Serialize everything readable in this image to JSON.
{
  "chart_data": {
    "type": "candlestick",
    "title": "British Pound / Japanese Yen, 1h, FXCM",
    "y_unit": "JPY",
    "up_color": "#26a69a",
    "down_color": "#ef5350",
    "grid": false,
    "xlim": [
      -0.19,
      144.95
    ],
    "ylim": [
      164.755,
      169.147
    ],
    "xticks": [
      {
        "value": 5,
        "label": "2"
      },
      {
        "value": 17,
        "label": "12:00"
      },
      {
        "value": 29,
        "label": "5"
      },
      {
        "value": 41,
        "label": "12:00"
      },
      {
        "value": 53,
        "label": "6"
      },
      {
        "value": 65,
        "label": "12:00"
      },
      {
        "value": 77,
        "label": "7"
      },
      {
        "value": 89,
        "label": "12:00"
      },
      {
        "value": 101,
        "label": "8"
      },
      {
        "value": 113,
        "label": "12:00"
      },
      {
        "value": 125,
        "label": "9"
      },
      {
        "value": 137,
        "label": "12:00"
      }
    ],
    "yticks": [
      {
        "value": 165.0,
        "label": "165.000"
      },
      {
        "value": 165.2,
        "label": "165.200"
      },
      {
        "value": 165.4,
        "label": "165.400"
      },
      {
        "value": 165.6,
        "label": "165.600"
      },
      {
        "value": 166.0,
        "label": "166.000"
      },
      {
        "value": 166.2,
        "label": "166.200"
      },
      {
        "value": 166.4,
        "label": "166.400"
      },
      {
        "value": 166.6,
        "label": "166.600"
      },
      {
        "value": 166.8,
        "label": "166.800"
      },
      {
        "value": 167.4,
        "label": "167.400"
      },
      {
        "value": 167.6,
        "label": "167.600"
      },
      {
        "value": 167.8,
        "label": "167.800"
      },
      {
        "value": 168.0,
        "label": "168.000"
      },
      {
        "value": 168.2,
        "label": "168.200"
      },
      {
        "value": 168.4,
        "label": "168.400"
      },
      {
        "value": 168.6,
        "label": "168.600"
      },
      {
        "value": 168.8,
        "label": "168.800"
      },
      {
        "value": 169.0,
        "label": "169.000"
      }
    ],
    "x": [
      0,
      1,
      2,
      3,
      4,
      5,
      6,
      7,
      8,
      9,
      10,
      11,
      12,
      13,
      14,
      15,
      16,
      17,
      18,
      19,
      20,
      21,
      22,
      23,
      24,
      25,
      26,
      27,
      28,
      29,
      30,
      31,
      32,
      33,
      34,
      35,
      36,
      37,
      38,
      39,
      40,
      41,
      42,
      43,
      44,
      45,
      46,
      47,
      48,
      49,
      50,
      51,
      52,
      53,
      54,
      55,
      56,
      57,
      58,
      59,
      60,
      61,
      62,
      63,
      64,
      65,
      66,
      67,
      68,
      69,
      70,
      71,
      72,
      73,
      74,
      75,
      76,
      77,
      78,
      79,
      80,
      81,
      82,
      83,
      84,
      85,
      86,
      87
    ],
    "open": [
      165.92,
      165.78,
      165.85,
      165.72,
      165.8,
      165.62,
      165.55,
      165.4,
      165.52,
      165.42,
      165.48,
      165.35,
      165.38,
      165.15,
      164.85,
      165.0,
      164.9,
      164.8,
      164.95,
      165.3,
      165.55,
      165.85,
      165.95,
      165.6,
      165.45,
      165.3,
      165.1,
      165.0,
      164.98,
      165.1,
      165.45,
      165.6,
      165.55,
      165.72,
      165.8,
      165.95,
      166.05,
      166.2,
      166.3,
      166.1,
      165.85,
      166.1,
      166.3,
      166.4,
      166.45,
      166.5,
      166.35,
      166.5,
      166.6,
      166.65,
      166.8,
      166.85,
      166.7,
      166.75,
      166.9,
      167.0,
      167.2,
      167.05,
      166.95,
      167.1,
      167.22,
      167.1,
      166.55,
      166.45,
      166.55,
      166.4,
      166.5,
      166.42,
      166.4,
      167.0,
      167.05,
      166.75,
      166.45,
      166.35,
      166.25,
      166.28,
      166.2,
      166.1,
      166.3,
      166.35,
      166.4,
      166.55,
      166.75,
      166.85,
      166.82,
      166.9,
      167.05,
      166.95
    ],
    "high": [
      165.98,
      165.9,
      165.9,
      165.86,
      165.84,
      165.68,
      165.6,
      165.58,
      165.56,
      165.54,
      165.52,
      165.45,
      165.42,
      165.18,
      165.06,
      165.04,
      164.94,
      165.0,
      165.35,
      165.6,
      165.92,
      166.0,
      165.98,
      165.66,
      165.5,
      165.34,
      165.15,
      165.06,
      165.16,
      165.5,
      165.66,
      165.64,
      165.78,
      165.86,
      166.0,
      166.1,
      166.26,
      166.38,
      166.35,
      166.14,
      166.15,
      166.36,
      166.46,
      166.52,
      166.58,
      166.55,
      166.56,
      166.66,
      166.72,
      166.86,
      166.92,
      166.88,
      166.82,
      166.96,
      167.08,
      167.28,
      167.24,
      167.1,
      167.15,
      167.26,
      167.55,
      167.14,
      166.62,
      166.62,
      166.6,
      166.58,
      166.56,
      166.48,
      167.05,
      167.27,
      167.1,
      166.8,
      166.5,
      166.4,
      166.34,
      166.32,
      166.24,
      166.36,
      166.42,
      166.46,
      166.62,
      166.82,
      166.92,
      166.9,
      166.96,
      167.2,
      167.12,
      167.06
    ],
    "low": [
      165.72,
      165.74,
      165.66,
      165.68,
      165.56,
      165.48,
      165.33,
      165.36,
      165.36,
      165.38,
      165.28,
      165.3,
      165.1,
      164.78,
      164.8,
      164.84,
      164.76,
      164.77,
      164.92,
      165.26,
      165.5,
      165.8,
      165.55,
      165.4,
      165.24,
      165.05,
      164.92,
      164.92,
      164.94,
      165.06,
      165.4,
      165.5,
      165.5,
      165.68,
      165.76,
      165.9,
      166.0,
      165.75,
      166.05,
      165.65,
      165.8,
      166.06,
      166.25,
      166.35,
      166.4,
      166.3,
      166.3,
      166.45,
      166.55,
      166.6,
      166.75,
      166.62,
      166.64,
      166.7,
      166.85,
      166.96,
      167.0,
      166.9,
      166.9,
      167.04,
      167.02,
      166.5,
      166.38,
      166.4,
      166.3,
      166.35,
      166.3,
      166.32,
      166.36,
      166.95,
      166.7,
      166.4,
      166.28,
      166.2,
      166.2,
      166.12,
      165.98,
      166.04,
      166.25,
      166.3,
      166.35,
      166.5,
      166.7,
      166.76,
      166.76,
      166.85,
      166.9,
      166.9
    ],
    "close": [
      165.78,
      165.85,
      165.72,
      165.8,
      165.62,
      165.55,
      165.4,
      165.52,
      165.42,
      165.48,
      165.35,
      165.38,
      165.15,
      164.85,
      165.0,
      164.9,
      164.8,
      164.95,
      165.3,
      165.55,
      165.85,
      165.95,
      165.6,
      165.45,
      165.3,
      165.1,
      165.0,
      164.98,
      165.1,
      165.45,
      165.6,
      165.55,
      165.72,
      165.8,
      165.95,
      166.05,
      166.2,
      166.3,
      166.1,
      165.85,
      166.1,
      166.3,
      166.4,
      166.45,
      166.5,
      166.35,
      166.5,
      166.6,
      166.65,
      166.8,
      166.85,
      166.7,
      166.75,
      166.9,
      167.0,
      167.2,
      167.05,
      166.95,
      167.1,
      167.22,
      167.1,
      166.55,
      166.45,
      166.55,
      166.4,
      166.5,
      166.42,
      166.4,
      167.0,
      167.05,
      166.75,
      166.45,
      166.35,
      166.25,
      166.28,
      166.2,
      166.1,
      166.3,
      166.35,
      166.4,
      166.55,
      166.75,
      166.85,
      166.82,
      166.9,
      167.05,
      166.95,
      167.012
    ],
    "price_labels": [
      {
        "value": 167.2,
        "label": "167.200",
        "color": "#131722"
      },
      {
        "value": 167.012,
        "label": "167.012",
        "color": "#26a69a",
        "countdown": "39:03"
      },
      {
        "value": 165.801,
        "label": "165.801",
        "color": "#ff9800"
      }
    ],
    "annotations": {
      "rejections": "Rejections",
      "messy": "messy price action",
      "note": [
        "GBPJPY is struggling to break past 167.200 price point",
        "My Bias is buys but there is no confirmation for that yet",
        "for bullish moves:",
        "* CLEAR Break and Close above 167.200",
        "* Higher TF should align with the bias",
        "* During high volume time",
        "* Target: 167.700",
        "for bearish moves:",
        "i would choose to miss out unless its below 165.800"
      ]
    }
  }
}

•••••

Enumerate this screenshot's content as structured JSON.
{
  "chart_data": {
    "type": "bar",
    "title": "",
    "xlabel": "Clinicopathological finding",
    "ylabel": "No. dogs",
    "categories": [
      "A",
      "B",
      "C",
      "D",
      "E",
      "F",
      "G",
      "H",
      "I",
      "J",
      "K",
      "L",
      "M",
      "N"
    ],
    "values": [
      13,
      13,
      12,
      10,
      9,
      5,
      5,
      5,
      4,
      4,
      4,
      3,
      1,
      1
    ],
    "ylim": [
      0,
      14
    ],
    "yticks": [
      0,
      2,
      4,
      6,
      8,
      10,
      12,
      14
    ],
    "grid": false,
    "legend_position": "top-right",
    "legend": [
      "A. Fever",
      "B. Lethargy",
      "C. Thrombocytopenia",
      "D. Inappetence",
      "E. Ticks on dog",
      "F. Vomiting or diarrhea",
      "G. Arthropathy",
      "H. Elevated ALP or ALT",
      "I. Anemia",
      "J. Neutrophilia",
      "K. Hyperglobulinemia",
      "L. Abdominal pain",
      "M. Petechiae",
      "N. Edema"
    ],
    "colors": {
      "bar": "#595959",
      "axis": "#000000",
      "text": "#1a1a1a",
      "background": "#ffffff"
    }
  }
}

•••••

* _Directions for this task_: Return all lines containing "title".

* _Finished answer_:
    "title": "British Pound / Japanese Yen, 1h, FXCM",
    "title": "",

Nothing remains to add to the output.